The request: Print the lines of the listing from the line with "y-tick-label: 119.50 [591, 213, 618, 224]" to the line with "I need the location of 76", both included. Copy each one unchanged and print nothing else.

Dataset:
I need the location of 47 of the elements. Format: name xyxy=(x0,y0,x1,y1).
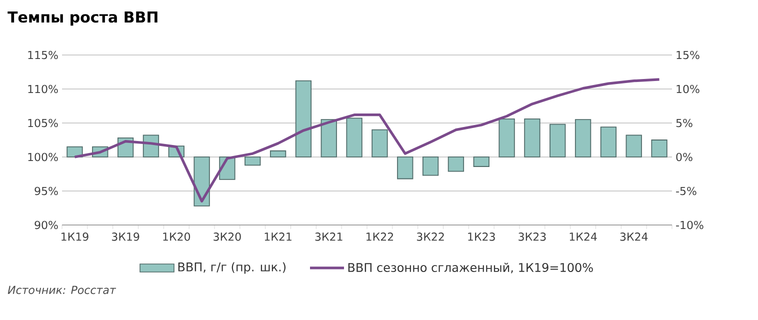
x-tick-label: 3К19 xyxy=(112,232,140,241)
x-tick-label: 1К20 xyxy=(163,232,190,241)
bar xyxy=(498,118,515,158)
bar xyxy=(574,119,592,158)
chart-title: Темпы роста ВВП xyxy=(8,12,158,26)
y2-tick-label: 10% xyxy=(676,84,700,94)
x-tick-label: 1К22 xyxy=(366,232,394,241)
bar xyxy=(66,146,83,158)
y2-tick-label: 0% xyxy=(676,152,692,162)
legend-label: ВВП, г/г (пр. шк.) xyxy=(178,262,286,274)
x-tick-label: 3К20 xyxy=(214,232,241,241)
bar xyxy=(295,80,312,158)
x-tick-label: 1К21 xyxy=(264,232,292,241)
y-tick-label: 105% xyxy=(28,118,58,128)
line-series xyxy=(73,78,661,202)
bar xyxy=(651,140,668,158)
y-tick-label: 115% xyxy=(28,50,58,60)
x-tick-label: 1К23 xyxy=(468,232,495,241)
y2-tick-label: -10% xyxy=(676,220,704,230)
bar xyxy=(550,124,566,158)
bar xyxy=(372,129,388,158)
x-tick-label: 3К24 xyxy=(620,232,648,241)
bar xyxy=(320,119,337,158)
y2-tick-label: 5% xyxy=(676,118,692,128)
x-tick-label: 3К22 xyxy=(416,232,444,241)
bar xyxy=(270,150,286,158)
x-tick-label: 1К19 xyxy=(62,232,88,241)
bar xyxy=(397,156,414,180)
text: Источник: Росстат xyxy=(8,286,116,294)
x-tick-label: 1К24 xyxy=(570,232,597,241)
x-tick-label: 3К23 xyxy=(518,232,546,241)
bar xyxy=(448,156,464,172)
x-tick-label: 3К21 xyxy=(315,232,342,241)
bar xyxy=(346,118,362,158)
y-tick-label: 90% xyxy=(34,220,58,230)
bar xyxy=(626,134,642,158)
bar xyxy=(244,156,261,166)
y2-tick-label: 15% xyxy=(676,50,700,60)
bar xyxy=(600,126,617,158)
y-tick-label: 100% xyxy=(28,152,58,162)
y-tick-label: 110% xyxy=(28,84,58,94)
bar xyxy=(524,118,540,158)
y-tick-label: 95% xyxy=(34,186,58,196)
bar xyxy=(473,156,490,167)
legend-label: ВВП сезонно сглаженный, 1К19=100% xyxy=(348,262,593,274)
y2-tick-label: -5% xyxy=(676,186,696,196)
bar xyxy=(422,156,439,176)
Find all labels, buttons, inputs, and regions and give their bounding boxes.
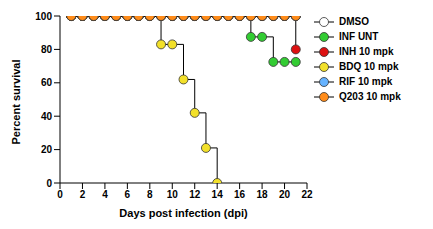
svg-text:100: 100 (35, 11, 52, 22)
svg-text:60: 60 (41, 77, 53, 88)
html-text:DMSO: DMSO (339, 16, 369, 27)
svg-text:18: 18 (257, 189, 269, 200)
html-text:RIF 10 mpk: RIF 10 mpk (339, 76, 393, 87)
svg-text:8: 8 (147, 189, 153, 200)
svg-text:Percent survival: Percent survival (10, 60, 22, 145)
svg-text:22: 22 (301, 189, 313, 200)
svg-text:80: 80 (41, 44, 53, 55)
html-text:BDQ 10 mpk: BDQ 10 mpk (339, 61, 399, 72)
svg-text:4: 4 (102, 189, 108, 200)
svg-text:2: 2 (80, 189, 86, 200)
html-text:Q203 10 mpk: Q203 10 mpk (339, 91, 401, 102)
svg-text:0: 0 (57, 189, 63, 200)
svg-text:0: 0 (46, 178, 52, 189)
html-text:INF UNT: INF UNT (339, 31, 379, 42)
svg-text:16: 16 (234, 189, 246, 200)
svg-text:Days post infection (dpi): Days post infection (dpi) (119, 207, 248, 219)
html-text:INH 10 mpk: INH 10 mpk (339, 46, 394, 57)
svg-text:40: 40 (41, 111, 53, 122)
svg-text:10: 10 (167, 189, 179, 200)
svg-text:14: 14 (212, 189, 224, 200)
svg-text:20: 20 (279, 189, 291, 200)
svg-text:12: 12 (189, 189, 201, 200)
svg-text:20: 20 (41, 144, 53, 155)
svg-text:6: 6 (125, 189, 131, 200)
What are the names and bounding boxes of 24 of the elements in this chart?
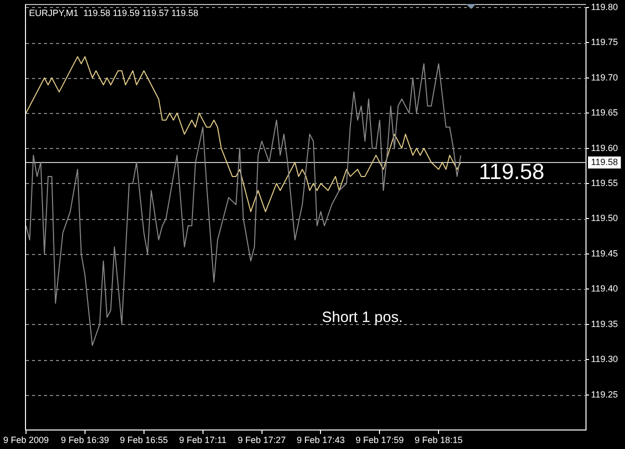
y-tick-label: 119.50 [591, 213, 618, 224]
y-tick-label: 119.65 [591, 108, 618, 118]
x-tick-label: 9 Feb 17:43 [296, 434, 345, 445]
x-tick-label: 9 Feb 17:59 [356, 434, 404, 445]
y-tick-label: 119.60 [591, 142, 618, 153]
y-tick-label: 119.80 [591, 2, 618, 12]
x-tick-label: 9 Feb 16:39 [60, 434, 109, 445]
x-tick-label: 9 Feb 17:11 [179, 434, 227, 445]
x-tick-label: 9 Feb 2009 [3, 434, 49, 445]
y-tick-label: 119.40 [591, 284, 618, 294]
chart-title: EURJPY,M1 119.58 119.59 119.57 119.58 [29, 8, 198, 18]
y-tick-label: 119.30 [591, 354, 618, 364]
annotation: Short 1 pos. [322, 309, 403, 326]
ref-line-label: 119.58 [591, 156, 618, 167]
y-tick-label: 119.25 [591, 389, 618, 400]
y-tick-label: 119.55 [591, 178, 618, 188]
y-tick-label: 119.70 [591, 72, 618, 82]
annotation: 119.58 [478, 158, 544, 184]
x-tick-label: 9 Feb 17:27 [238, 434, 286, 445]
x-tick-label: 9 Feb 16:55 [120, 434, 168, 445]
x-tick-label: 9 Feb 18:15 [414, 434, 463, 445]
y-tick-label: 119.45 [591, 248, 618, 258]
y-tick-label: 119.35 [591, 318, 618, 329]
y-tick-label: 119.75 [591, 37, 618, 48]
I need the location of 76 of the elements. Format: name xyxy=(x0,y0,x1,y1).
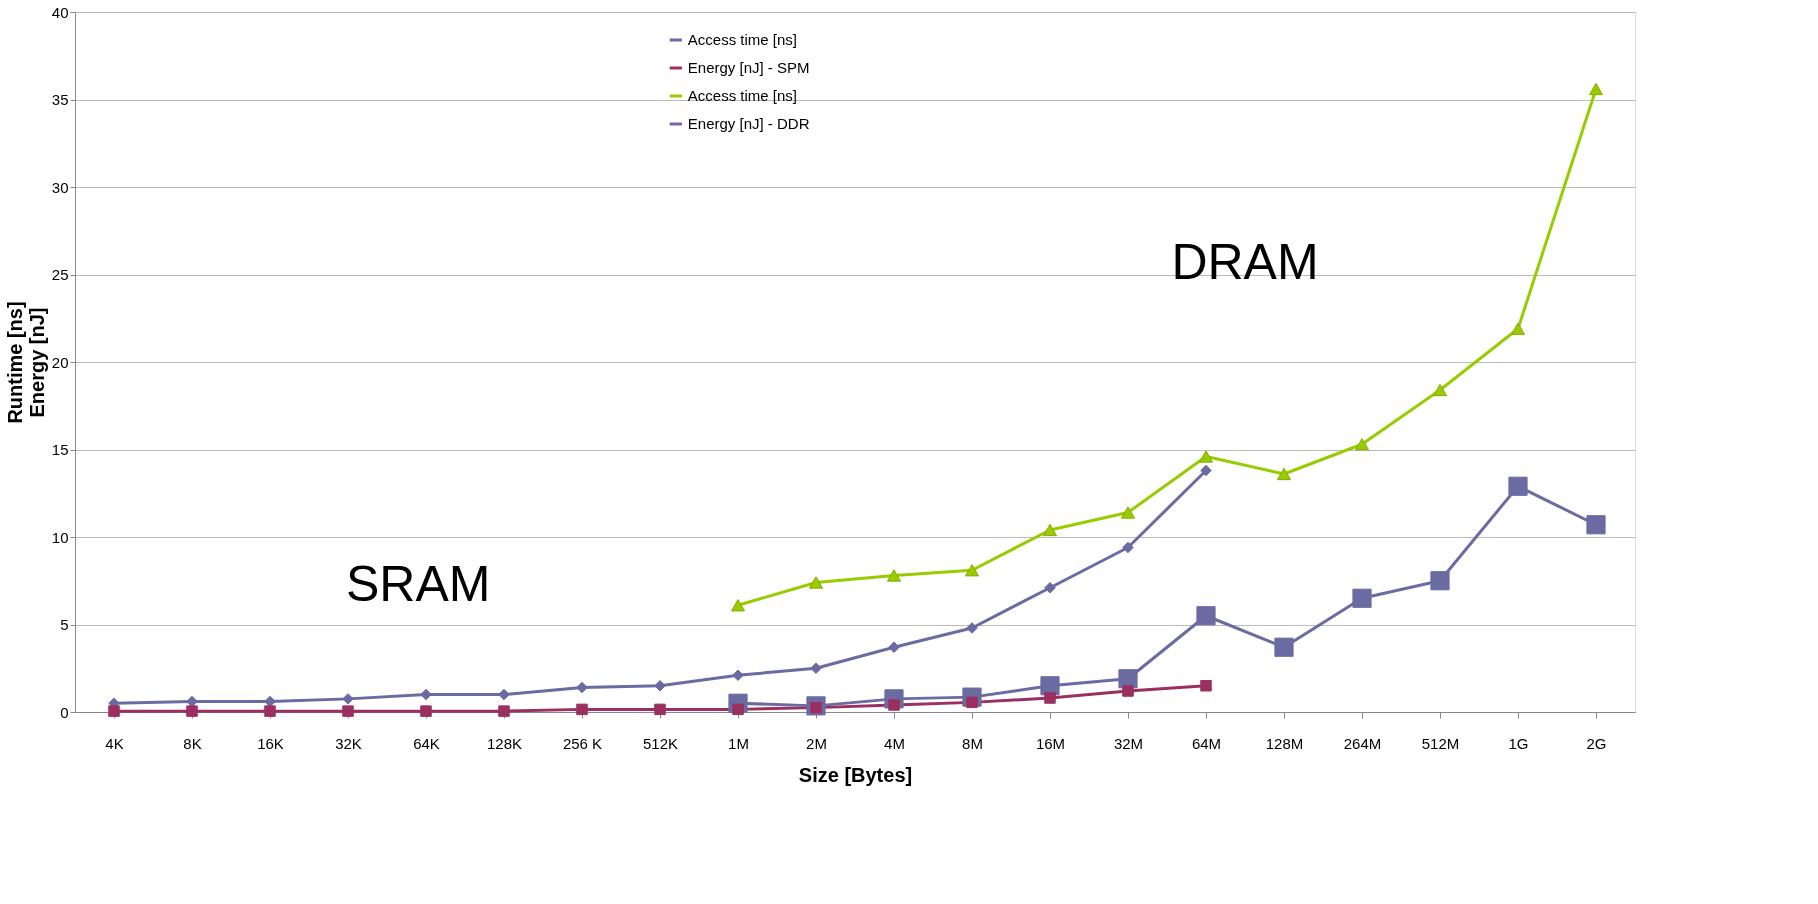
point xyxy=(1120,506,1136,519)
point xyxy=(498,705,510,717)
x-tick-label: 512K xyxy=(642,734,679,752)
x-tick-label: 4K xyxy=(105,734,124,752)
y-tick-label: 10 xyxy=(51,528,69,546)
x-tick-label: 256 K xyxy=(562,734,603,752)
x-tick-label: 64K xyxy=(413,734,440,752)
point xyxy=(1588,82,1604,96)
point xyxy=(1198,450,1214,463)
x-tick-label: 2G xyxy=(1586,734,1607,752)
point xyxy=(1586,515,1606,535)
y-tick-label: 5 xyxy=(60,616,69,633)
legend-label: Energy [nJ] - SPM xyxy=(687,59,810,76)
legend-label: Energy [nJ] - DDR xyxy=(687,115,810,132)
x-tick-label: 264M xyxy=(1343,734,1382,752)
x-tick-label: 16M xyxy=(1035,734,1066,752)
x-tick-label: 512M xyxy=(1421,734,1460,752)
point xyxy=(1508,476,1528,496)
point xyxy=(420,705,432,717)
y-axis-title: Runtime [ns] Energy [nJ] xyxy=(3,301,48,424)
y-tick-label: 30 xyxy=(51,178,69,196)
annotation: DRAM xyxy=(1171,234,1319,290)
point xyxy=(886,569,902,582)
point xyxy=(264,705,276,717)
y-tick-label: 40 xyxy=(51,3,69,21)
point xyxy=(888,641,900,653)
point xyxy=(342,705,354,717)
x-tick-label: 1M xyxy=(728,734,749,752)
point xyxy=(964,564,980,577)
y-tick-label: 0 xyxy=(60,703,69,721)
point xyxy=(576,703,588,716)
point xyxy=(654,703,666,716)
x-axis-title: Size [Bytes] xyxy=(798,763,913,786)
point xyxy=(810,662,822,674)
x-tick-label: 4M xyxy=(884,734,905,752)
point xyxy=(654,680,666,692)
point xyxy=(966,622,978,634)
point xyxy=(576,681,588,694)
x-tick-label: 16K xyxy=(257,734,284,752)
point xyxy=(1352,588,1372,608)
point xyxy=(1510,322,1526,335)
y-tick-label: 35 xyxy=(51,91,69,108)
point xyxy=(1196,606,1216,626)
y-tick-label: 25 xyxy=(51,266,69,283)
x-tick-label: 8M xyxy=(962,734,983,752)
point xyxy=(1200,464,1212,477)
point xyxy=(1430,571,1450,591)
point xyxy=(1044,692,1056,704)
point xyxy=(808,576,824,589)
point xyxy=(1354,438,1370,451)
legend-label: Access time [ns] xyxy=(687,31,797,48)
point xyxy=(730,599,746,612)
x-tick-label: 64M xyxy=(1191,734,1222,752)
point xyxy=(342,693,354,705)
annotation: SRAM xyxy=(345,556,491,612)
legend-label: Access time [ns] xyxy=(687,87,797,104)
point xyxy=(1122,541,1134,554)
x-tick-label: 32M xyxy=(1113,734,1144,752)
y-tick-label: 20 xyxy=(51,353,69,371)
x-tick-label: 8K xyxy=(183,734,202,752)
x-tick-label: 128M xyxy=(1265,734,1304,752)
y-tick-label: 15 xyxy=(51,441,69,458)
x-tick-label: 2M xyxy=(806,734,827,752)
point xyxy=(1274,637,1294,657)
point xyxy=(1044,582,1056,594)
x-tick-label: 1G xyxy=(1508,734,1529,752)
point xyxy=(1432,383,1448,397)
x-tick-label: 128K xyxy=(486,734,523,752)
point xyxy=(1200,680,1212,692)
point xyxy=(1122,685,1134,697)
point xyxy=(732,669,744,681)
point xyxy=(1276,467,1292,481)
point xyxy=(186,705,198,717)
point xyxy=(1042,523,1058,537)
x-tick-label: 32K xyxy=(335,734,362,752)
point xyxy=(108,705,120,717)
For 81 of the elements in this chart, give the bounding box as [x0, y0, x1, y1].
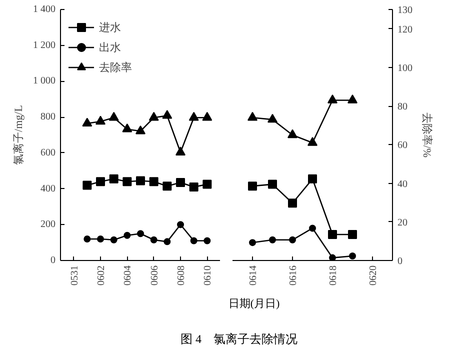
y-tick-label: 1 400 [33, 4, 56, 15]
point [110, 236, 118, 244]
y-tick-label: 1 200 [33, 40, 56, 51]
point [329, 254, 336, 260]
point [309, 224, 316, 232]
y2-tick-label: 60 [398, 140, 408, 152]
x-tick-label: 0606 [149, 266, 160, 286]
y2-tick-label: 100 [398, 62, 412, 74]
point [96, 116, 106, 125]
point [109, 174, 118, 184]
point [288, 129, 298, 138]
y2-tick-label: 20 [398, 217, 408, 228]
x-tick-label: 0620 [368, 266, 379, 286]
y-tick-label: 200 [40, 219, 56, 230]
y-tick-label: 400 [40, 183, 56, 194]
point [162, 110, 172, 119]
point [349, 252, 356, 260]
x-tick-label: 0610 [202, 266, 214, 286]
point [97, 235, 104, 242]
y2-tick-label: 130 [398, 5, 412, 16]
point [188, 112, 199, 121]
point [328, 230, 337, 240]
x-tick-label: 0602 [96, 266, 107, 286]
y-tick-label: 800 [40, 112, 56, 123]
y2-tick-label: 120 [398, 24, 412, 36]
point [288, 198, 297, 208]
point [202, 180, 212, 189]
point [328, 94, 338, 104]
y2-tick-label: 0 [398, 256, 402, 267]
x-tick-label: 0614 [248, 266, 259, 286]
point [124, 232, 131, 239]
point [150, 236, 158, 244]
x-tick-label: 0531 [69, 266, 80, 286]
point [289, 236, 296, 244]
y-tick-label: 0 [50, 255, 56, 266]
point [348, 230, 357, 240]
point [82, 118, 92, 127]
x-axis-title: 日期(月日) [228, 297, 280, 312]
y2-tick-label: 80 [398, 102, 408, 113]
point [96, 177, 105, 186]
x-tick-label: 0618 [328, 266, 339, 286]
point [268, 180, 277, 189]
point [202, 112, 212, 121]
point [122, 124, 132, 132]
point [268, 114, 278, 123]
point [177, 221, 184, 228]
point [190, 237, 198, 244]
point [137, 230, 144, 238]
legend-label: 去除率 [99, 60, 132, 74]
x-tick-label: 0608 [176, 266, 187, 286]
point [204, 237, 211, 244]
point [348, 94, 358, 104]
x-tick-label: 0616 [288, 266, 299, 286]
point [136, 176, 145, 186]
point [176, 146, 186, 156]
y2-axis-title: 去除率/% [420, 112, 434, 158]
point [308, 137, 318, 146]
y-tick-label: 1 000 [33, 76, 56, 87]
legend-label: 出水 [99, 40, 121, 54]
point [249, 239, 256, 246]
y-axis-title: 氯离子/mg/L [12, 104, 25, 165]
point [148, 112, 159, 121]
point [162, 182, 172, 191]
point [122, 177, 132, 186]
y-tick-label: 600 [40, 147, 56, 158]
point [164, 238, 171, 246]
legend-label: 进水 [99, 20, 121, 34]
point [269, 236, 276, 244]
point [248, 182, 257, 191]
point [308, 174, 317, 184]
point [82, 180, 92, 190]
y2-tick-label: 40 [398, 178, 408, 190]
point [149, 177, 158, 186]
point [136, 125, 146, 134]
point [84, 235, 91, 242]
point [189, 182, 198, 192]
point [248, 112, 258, 121]
point [176, 178, 185, 188]
x-tick-label: 0604 [122, 266, 134, 286]
point [108, 112, 119, 121]
text: 图 4 氯离子去除情况 [180, 331, 298, 348]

Task response:
y-tick-label: 119.50 [591, 213, 618, 224]
y-tick-label: 119.65 [591, 108, 618, 118]
x-tick-label: 9 Feb 17:43 [296, 434, 345, 445]
x-tick-label: 9 Feb 17:59 [356, 434, 404, 445]
y-tick-label: 119.60 [591, 142, 618, 153]
y-tick-label: 119.80 [591, 2, 618, 12]
x-tick-label: 9 Feb 16:39 [60, 434, 109, 445]
x-tick-label: 9 Feb 17:11 [179, 434, 227, 445]
x-tick-label: 9 Feb 2009 [3, 434, 49, 445]
y-tick-label: 119.40 [591, 284, 618, 294]
chart-title: EURJPY,M1 119.58 119.59 119.57 119.58 [29, 8, 198, 18]
y-tick-label: 119.30 [591, 354, 618, 364]
annotation: Short 1 pos. [322, 309, 403, 326]
ref-line-label: 119.58 [591, 156, 618, 167]
y-tick-label: 119.25 [591, 389, 618, 400]
y-tick-label: 119.55 [591, 178, 618, 188]
y-tick-label: 119.70 [591, 72, 618, 82]
annotation: 119.58 [478, 158, 544, 184]
x-tick-label: 9 Feb 17:27 [238, 434, 286, 445]
x-tick-label: 9 Feb 16:55 [120, 434, 168, 445]
x-tick-label: 9 Feb 18:15 [414, 434, 463, 445]
y-tick-label: 119.45 [591, 248, 618, 258]
y-tick-label: 119.35 [591, 318, 618, 329]
y-tick-label: 119.75 [591, 37, 618, 48]
I need the location of 76 of the elements. Format: name xyxy=(x0,y0,x1,y1).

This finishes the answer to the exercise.